MATERIALS PROVIDED →
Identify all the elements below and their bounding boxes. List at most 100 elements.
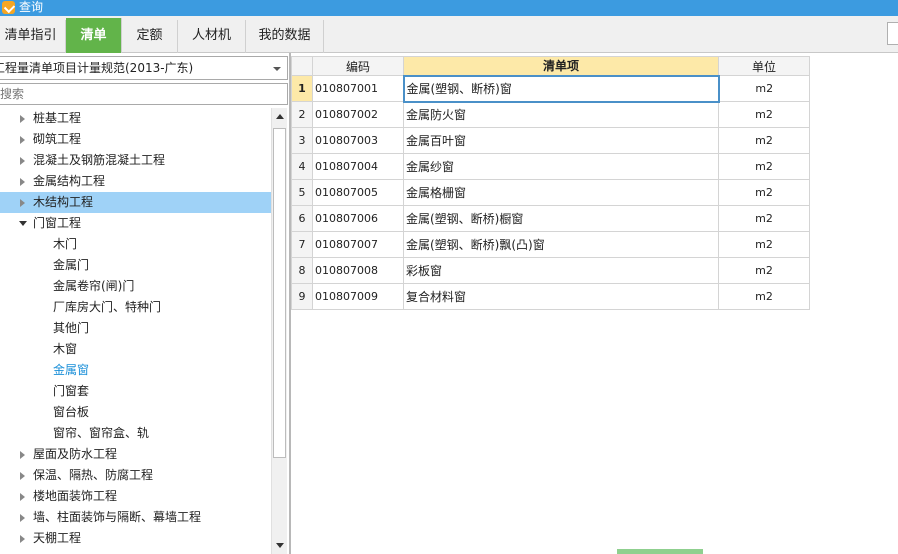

==

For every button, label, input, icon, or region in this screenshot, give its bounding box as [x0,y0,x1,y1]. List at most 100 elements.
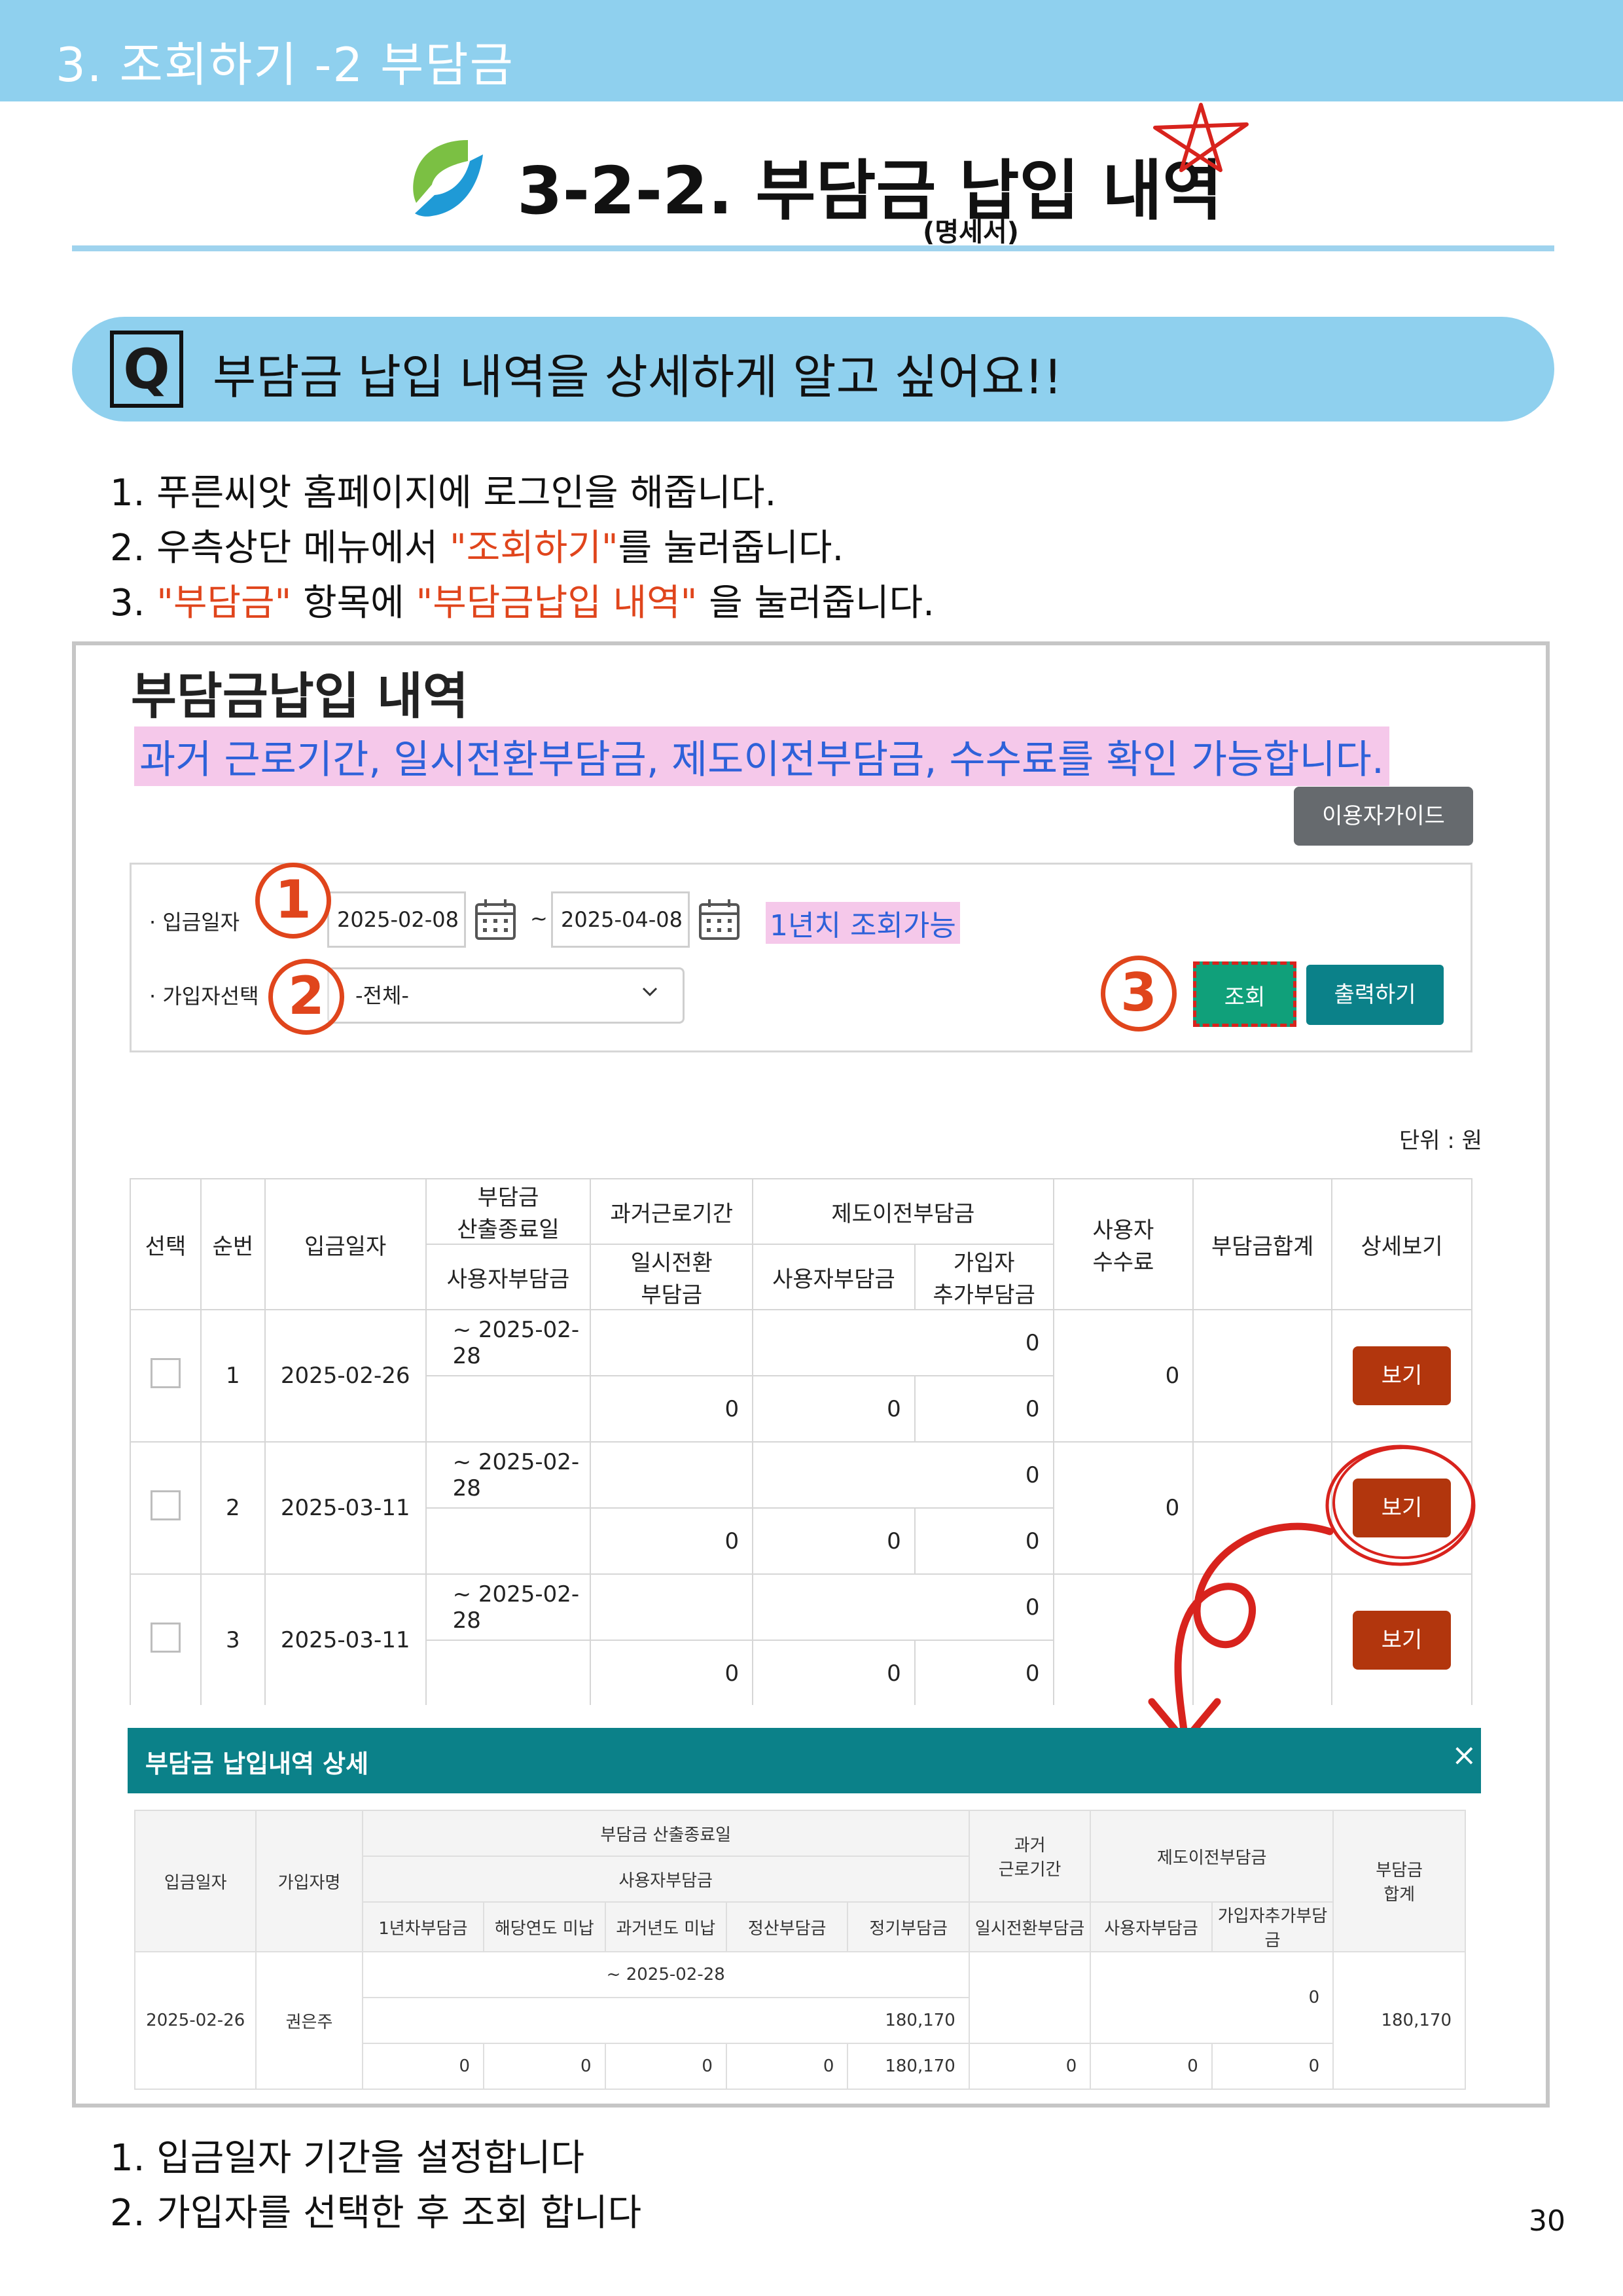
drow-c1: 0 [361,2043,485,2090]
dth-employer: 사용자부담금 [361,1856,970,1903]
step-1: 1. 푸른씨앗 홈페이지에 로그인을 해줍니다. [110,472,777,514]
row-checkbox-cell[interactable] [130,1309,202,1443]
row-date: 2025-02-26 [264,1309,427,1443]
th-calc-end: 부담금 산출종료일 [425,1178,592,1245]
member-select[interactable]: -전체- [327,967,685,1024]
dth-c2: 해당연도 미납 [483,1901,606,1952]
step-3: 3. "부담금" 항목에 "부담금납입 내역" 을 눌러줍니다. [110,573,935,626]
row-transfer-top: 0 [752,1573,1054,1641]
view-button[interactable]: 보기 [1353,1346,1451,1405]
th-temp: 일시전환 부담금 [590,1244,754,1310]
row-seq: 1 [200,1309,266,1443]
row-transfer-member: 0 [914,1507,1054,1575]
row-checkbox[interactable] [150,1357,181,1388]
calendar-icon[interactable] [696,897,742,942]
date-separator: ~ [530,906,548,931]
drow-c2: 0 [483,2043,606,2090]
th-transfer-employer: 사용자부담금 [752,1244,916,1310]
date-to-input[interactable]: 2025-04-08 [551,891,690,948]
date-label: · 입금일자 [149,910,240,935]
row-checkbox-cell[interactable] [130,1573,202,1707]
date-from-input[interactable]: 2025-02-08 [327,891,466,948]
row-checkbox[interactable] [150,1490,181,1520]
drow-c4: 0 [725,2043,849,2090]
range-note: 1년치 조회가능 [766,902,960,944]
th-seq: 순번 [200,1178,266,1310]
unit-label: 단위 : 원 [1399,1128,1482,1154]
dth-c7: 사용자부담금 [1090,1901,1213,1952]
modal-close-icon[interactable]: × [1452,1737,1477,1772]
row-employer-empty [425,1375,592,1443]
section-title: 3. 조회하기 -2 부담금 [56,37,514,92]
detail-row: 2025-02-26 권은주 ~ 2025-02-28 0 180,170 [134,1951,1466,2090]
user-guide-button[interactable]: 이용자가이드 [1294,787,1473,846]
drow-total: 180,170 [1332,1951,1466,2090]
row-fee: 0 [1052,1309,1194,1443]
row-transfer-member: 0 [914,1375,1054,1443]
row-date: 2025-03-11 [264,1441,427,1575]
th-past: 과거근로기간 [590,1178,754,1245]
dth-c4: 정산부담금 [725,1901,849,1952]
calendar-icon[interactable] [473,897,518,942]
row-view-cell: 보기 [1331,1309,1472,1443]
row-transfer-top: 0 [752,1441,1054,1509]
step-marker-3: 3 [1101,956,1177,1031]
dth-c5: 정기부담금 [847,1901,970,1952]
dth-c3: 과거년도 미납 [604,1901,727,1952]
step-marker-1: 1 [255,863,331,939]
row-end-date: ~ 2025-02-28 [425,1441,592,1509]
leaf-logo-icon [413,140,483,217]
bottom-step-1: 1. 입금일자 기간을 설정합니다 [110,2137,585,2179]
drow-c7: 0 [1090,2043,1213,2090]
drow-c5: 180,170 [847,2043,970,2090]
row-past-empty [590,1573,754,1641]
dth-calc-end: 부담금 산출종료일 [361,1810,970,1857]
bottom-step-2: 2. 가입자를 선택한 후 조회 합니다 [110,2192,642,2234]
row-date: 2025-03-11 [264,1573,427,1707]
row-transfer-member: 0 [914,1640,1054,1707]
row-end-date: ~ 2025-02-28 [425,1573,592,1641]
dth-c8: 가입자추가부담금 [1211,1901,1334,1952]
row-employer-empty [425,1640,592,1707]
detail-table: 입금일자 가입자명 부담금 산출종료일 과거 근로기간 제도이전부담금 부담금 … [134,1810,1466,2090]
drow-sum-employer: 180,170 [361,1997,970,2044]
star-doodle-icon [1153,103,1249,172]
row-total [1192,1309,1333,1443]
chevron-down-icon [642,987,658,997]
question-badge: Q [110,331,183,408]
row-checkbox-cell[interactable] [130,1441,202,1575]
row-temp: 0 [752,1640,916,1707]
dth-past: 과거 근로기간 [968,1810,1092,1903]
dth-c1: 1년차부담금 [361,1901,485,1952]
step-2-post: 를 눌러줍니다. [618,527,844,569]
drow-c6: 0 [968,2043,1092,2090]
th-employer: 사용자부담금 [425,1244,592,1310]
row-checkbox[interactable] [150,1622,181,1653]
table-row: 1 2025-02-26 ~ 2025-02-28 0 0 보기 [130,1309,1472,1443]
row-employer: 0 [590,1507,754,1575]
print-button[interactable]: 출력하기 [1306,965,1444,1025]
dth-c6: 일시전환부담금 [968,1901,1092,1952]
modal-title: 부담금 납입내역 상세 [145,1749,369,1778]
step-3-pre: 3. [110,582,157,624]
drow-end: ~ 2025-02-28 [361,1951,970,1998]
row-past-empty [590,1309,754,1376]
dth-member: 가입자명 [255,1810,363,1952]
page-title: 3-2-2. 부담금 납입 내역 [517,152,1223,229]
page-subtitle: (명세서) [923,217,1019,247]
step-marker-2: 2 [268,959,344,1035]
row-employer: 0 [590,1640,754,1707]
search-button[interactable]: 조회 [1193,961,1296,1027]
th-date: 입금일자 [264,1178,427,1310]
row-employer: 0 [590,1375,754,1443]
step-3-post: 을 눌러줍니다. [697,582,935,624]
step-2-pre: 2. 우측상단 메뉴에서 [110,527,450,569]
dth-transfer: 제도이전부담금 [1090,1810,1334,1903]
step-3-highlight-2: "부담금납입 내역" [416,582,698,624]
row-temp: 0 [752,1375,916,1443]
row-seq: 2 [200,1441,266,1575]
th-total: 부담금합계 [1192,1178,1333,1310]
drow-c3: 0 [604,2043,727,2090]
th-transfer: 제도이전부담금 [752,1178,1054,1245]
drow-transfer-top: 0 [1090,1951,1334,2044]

TASK TO COMPLETE →
Express the listing from the line containing "For every button, label, input, icon, or" up to and including the line containing "row-seq: 1 [200,1309,266,1443]" as a two-column CSV headed instruction and response, with one row per text and its answer, each in a single quoted field with line breaks replaced by spaces. Omit the pictures.

RESPONSE TO THE TASK →
instruction,response
"For every button, label, input, icon, or region in this screenshot, give its bounding box as [x0,y0,x1,y1]. List at most 100 elements.","drow-c1: 0 [361,2043,485,2090] dth-employer: 사용자부담금 [361,1856,970,1903] step-1: 1. 푸른씨앗 홈페이지에 로그인을 해줍니다. [110,472,777,514] row-checkbox-cell[interactable] [130,1309,202,1443] row-date: 2025-02-26 [264,1309,427,1443] th-calc-end: 부담금 산출종료일 [425,1178,592,1245] member-select[interactable]: -전체- [327,967,685,1024] dth-c2: 해당연도 미납 [483,1901,606,1952] step-3: 3. ""부담금"" 항목에 ""부담금납입 내역"" 을 눌러줍니다. [110,573,935,626] row-transfer-top: 0 [752,1573,1054,1641] view-button[interactable]: 보기 [1353,1346,1451,1405] th-temp: 일시전환 부담금 [590,1244,754,1310] row-seq: 1 [200,1309,266,1443]"